__Aim__. In the records, switch "processor" to "handler" and give back only the lines starting at the one containing "I need the location" and ending at the one containing "subitem-text: The name and telephone number for the", with nothing else changed.

__Information provided__.
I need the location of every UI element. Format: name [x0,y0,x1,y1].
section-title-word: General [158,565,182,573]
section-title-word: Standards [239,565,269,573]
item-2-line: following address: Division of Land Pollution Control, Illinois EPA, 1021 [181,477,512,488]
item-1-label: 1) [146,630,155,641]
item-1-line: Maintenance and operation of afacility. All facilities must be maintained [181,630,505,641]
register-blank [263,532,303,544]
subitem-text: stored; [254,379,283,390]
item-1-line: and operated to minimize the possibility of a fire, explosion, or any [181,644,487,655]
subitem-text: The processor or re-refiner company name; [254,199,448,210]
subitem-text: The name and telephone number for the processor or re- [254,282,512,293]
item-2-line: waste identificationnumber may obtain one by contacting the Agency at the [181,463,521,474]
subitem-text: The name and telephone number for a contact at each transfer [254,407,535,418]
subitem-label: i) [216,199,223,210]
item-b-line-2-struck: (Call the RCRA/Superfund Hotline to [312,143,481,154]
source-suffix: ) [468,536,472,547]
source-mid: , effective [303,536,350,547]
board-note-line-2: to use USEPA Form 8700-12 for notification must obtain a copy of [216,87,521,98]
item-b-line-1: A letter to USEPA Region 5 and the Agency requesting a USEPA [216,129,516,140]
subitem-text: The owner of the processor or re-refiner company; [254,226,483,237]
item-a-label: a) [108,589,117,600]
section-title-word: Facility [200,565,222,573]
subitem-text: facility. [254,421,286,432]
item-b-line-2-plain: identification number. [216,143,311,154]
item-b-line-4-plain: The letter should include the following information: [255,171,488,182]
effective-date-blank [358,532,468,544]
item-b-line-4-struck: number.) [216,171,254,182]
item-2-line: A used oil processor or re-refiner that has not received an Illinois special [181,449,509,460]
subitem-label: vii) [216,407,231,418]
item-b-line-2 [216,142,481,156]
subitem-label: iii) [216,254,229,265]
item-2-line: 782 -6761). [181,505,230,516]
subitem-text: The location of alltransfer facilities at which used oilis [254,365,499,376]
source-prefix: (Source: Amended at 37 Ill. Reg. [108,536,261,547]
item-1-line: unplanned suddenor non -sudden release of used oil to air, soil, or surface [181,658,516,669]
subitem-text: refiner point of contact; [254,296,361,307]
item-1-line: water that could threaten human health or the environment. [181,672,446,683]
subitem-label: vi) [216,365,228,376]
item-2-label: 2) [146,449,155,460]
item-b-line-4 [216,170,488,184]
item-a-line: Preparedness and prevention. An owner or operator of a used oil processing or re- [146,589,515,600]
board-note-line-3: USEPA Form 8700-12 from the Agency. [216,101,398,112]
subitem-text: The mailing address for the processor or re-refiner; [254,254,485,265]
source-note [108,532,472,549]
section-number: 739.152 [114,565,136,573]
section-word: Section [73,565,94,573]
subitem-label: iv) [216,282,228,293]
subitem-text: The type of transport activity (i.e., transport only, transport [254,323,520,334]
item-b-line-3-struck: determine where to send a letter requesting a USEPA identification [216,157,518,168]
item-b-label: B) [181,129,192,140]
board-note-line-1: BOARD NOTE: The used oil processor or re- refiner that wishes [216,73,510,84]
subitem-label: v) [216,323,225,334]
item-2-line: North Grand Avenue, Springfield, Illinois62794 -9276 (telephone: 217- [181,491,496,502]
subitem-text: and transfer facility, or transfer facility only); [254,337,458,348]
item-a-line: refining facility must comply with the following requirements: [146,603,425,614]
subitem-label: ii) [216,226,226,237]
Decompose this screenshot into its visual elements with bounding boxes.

--

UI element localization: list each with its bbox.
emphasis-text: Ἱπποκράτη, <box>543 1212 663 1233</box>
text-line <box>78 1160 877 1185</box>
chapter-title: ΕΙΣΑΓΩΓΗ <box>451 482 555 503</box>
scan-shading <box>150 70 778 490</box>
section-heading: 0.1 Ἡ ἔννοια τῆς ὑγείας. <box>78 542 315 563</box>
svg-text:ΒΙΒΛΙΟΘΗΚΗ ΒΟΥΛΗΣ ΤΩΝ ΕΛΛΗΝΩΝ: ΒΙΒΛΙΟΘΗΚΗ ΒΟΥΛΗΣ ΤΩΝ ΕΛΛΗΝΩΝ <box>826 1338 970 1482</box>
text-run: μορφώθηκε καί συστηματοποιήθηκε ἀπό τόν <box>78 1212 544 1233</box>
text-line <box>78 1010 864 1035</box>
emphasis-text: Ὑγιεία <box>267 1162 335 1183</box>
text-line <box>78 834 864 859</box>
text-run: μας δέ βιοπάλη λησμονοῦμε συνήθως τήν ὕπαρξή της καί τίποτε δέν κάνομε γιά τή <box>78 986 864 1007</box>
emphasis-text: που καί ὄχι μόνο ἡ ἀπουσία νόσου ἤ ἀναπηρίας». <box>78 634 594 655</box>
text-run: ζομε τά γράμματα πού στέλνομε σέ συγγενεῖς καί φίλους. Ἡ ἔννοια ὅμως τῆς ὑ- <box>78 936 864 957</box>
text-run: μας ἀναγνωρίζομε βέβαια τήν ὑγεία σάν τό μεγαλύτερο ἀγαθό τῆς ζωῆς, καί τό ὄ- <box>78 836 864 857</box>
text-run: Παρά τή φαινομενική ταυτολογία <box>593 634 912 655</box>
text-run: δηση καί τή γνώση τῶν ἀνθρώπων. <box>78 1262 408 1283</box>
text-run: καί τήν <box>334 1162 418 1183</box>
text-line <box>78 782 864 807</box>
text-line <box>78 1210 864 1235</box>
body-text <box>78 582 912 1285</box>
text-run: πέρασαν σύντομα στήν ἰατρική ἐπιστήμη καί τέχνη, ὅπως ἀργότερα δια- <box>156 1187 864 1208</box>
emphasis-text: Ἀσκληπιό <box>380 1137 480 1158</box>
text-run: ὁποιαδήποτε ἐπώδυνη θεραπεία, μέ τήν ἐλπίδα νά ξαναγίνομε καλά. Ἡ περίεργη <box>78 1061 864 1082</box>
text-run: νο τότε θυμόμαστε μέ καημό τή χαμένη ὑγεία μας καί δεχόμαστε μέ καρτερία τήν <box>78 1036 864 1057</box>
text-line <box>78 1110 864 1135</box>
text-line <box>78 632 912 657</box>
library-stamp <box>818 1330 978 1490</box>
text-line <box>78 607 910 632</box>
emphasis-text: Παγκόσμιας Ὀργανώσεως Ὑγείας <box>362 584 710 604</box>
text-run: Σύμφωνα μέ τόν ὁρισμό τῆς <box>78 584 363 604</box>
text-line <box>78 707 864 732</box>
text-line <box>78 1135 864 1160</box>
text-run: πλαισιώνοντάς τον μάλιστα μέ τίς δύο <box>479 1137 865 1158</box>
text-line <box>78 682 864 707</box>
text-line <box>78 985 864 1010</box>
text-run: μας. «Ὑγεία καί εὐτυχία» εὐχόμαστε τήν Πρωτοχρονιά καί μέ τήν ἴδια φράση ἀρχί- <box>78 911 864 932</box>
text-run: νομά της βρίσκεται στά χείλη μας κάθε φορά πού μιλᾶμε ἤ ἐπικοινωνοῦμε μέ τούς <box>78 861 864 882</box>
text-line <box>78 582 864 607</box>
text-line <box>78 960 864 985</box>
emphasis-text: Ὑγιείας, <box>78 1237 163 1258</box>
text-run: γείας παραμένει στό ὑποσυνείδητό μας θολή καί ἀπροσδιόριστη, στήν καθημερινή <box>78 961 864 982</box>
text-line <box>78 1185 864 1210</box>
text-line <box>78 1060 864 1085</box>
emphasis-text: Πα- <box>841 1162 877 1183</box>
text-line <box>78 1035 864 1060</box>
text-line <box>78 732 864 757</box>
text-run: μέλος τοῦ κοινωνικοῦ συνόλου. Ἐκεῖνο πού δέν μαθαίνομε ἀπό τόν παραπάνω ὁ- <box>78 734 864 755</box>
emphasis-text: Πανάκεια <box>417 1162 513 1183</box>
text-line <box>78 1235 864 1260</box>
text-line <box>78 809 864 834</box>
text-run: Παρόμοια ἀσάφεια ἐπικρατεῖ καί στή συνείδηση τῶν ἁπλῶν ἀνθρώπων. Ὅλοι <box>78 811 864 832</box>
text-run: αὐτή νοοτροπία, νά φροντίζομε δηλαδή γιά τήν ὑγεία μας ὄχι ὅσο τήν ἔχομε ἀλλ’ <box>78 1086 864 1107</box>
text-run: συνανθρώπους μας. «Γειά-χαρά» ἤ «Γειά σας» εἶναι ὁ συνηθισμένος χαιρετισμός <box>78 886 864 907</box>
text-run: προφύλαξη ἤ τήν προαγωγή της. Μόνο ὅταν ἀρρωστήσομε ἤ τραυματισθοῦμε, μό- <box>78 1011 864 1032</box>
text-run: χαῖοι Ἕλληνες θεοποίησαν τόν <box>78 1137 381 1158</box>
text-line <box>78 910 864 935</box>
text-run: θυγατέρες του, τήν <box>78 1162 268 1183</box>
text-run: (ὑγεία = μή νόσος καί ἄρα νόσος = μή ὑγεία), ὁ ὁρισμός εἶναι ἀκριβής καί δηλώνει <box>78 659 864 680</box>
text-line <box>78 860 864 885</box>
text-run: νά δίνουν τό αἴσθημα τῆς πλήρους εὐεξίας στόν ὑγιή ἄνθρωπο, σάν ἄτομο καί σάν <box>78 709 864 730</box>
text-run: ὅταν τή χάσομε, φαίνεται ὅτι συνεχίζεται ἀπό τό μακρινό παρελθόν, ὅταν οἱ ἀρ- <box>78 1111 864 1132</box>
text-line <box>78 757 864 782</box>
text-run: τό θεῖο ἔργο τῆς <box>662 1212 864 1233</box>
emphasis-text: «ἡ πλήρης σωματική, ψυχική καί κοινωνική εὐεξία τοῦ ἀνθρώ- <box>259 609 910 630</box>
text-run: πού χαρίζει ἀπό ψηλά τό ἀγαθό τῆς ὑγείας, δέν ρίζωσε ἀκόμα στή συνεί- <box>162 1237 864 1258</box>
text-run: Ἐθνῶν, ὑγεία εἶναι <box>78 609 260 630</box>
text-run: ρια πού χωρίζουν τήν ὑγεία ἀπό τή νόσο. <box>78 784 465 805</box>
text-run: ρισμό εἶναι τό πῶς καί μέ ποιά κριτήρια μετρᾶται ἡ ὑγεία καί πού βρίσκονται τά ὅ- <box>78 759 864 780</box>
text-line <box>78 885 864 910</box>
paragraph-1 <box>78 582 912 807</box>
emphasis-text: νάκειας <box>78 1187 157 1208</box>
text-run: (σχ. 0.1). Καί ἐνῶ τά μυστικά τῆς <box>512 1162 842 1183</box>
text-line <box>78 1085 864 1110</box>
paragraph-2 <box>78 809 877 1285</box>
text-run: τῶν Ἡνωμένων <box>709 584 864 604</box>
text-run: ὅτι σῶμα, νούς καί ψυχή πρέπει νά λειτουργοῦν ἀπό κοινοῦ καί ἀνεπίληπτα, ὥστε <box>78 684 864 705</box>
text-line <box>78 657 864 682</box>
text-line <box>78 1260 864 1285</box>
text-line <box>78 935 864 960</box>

__Full answer__.
I need the location of every UI element. Format: name [x0,y0,x1,y1].
section-title-word: General [158,565,182,573]
section-title-word: Standards [239,565,269,573]
item-2-line: following address: Division of Land Pollution Control, Illinois EPA, 1021 [181,477,512,488]
item-1-label: 1) [146,630,155,641]
item-1-line: Maintenance and operation of afacility. All facilities must be maintained [181,630,505,641]
register-blank [263,532,303,544]
subitem-text: stored; [254,379,283,390]
item-1-line: and operated to minimize the possibility of a fire, explosion, or any [181,644,487,655]
subitem-text: The handler or re-refiner company name; [254,199,448,210]
subitem-text: The name and telephone number for the handler or re- [254,282,512,293]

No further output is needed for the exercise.